Stored records
-----

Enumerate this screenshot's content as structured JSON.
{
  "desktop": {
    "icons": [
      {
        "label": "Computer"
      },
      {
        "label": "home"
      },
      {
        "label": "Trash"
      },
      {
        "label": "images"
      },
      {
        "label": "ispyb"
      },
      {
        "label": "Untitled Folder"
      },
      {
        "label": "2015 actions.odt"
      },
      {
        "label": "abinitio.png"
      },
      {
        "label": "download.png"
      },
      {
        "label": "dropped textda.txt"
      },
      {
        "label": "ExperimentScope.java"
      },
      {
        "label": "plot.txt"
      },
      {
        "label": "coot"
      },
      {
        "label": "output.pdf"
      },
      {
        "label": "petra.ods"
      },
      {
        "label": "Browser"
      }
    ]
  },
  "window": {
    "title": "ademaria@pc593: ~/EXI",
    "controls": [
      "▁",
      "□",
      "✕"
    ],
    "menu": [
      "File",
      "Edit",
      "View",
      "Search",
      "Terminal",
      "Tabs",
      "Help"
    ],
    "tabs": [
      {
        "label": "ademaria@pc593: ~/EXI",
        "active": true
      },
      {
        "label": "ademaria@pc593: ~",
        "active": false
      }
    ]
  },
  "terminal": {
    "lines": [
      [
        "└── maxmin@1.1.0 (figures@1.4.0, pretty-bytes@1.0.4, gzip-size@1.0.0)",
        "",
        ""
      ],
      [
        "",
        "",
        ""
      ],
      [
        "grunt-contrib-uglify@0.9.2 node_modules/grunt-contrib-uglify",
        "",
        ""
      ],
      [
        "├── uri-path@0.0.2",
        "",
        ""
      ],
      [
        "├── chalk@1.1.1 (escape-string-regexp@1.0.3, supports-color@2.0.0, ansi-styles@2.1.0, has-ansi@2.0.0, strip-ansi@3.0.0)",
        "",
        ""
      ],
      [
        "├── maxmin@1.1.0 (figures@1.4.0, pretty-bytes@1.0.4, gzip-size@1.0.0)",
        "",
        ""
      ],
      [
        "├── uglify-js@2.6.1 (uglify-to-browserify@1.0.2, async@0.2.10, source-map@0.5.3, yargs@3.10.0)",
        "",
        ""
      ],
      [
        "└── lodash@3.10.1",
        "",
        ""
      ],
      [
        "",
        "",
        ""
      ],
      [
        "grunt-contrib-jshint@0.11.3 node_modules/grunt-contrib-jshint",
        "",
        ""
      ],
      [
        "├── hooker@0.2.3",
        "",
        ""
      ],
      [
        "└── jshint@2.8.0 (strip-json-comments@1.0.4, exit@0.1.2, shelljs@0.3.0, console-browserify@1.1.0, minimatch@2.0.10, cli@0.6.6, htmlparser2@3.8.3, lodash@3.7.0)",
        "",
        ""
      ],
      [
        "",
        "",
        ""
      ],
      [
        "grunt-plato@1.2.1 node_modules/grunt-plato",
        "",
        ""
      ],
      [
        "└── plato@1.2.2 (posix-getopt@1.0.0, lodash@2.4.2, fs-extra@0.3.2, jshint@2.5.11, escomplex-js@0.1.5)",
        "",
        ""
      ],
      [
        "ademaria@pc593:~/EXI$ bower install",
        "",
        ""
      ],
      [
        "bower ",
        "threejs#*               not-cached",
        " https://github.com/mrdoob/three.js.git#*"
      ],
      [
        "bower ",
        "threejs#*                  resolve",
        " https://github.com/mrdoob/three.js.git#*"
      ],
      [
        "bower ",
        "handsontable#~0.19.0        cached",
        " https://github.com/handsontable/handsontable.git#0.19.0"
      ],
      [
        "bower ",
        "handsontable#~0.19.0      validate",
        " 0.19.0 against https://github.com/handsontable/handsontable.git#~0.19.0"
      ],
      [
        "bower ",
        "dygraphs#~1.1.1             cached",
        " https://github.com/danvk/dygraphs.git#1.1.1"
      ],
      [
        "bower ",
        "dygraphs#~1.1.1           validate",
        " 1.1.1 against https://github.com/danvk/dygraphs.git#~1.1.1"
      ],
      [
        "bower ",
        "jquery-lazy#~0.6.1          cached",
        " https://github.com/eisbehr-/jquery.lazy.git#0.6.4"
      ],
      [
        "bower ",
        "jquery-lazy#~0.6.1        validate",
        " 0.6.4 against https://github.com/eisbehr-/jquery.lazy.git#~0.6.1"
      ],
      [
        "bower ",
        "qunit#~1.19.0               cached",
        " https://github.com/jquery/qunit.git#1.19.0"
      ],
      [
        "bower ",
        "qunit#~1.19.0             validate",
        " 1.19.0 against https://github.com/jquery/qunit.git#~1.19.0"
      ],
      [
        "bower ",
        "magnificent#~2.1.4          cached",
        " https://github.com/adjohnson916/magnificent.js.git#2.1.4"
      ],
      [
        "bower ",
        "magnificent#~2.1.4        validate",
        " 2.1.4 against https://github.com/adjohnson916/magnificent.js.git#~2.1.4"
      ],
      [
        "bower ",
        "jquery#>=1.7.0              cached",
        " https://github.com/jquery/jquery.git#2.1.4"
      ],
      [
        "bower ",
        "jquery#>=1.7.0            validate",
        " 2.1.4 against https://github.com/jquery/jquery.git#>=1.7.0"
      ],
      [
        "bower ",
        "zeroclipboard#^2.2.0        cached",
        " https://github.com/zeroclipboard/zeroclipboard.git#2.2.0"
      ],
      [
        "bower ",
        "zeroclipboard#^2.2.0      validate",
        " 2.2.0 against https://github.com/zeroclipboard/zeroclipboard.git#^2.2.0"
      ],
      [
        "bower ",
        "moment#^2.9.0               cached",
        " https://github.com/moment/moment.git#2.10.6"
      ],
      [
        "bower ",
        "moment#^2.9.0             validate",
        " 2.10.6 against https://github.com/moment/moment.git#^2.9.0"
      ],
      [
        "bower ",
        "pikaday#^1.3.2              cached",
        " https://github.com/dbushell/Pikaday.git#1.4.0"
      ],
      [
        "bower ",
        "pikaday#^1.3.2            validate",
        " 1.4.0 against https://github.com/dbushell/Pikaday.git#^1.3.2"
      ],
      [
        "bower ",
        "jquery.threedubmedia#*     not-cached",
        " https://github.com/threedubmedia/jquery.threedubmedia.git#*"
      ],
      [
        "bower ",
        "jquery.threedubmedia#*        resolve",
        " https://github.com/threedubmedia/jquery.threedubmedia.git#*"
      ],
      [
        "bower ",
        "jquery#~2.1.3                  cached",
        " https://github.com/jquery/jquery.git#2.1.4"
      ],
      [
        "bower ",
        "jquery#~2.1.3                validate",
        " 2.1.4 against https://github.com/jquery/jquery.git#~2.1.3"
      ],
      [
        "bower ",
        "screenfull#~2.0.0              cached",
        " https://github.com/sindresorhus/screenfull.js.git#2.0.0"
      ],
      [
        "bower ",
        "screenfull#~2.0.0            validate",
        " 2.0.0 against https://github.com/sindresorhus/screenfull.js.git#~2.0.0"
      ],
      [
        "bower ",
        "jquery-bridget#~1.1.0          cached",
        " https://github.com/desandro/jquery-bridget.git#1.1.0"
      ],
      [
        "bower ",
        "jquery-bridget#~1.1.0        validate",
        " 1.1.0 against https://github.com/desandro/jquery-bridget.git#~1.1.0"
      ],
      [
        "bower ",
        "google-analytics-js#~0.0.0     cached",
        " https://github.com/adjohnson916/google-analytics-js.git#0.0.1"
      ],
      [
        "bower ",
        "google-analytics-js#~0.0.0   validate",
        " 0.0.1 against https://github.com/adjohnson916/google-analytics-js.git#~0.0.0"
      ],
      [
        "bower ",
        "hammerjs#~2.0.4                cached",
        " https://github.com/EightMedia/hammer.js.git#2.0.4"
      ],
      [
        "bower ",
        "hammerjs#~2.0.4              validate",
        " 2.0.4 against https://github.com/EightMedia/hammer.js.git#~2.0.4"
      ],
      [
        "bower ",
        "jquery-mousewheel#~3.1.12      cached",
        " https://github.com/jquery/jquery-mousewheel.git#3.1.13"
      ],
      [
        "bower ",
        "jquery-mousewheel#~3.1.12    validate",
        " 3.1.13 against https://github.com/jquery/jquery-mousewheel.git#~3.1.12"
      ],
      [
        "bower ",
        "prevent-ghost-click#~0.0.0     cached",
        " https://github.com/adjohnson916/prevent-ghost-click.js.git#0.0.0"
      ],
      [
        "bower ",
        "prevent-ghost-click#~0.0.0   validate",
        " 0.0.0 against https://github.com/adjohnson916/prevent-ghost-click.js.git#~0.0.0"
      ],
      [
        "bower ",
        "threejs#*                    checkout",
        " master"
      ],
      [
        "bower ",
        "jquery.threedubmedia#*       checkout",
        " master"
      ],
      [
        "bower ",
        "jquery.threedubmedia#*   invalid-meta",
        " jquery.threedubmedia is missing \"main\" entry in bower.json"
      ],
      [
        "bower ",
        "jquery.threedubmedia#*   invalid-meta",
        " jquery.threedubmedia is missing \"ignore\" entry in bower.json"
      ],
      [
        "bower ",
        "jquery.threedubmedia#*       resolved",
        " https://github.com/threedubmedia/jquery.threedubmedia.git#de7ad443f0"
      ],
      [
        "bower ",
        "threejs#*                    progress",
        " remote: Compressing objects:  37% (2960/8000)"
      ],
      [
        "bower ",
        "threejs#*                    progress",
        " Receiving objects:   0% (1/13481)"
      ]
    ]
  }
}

-----

** Problem description **
In the records above, locate the lines holding the word "objects". Copy each of them.

** Solution for this task **
        " remote: Compressing objects:  37% (2960/8000)"
        " Receiving objects:   0% (1/13481)"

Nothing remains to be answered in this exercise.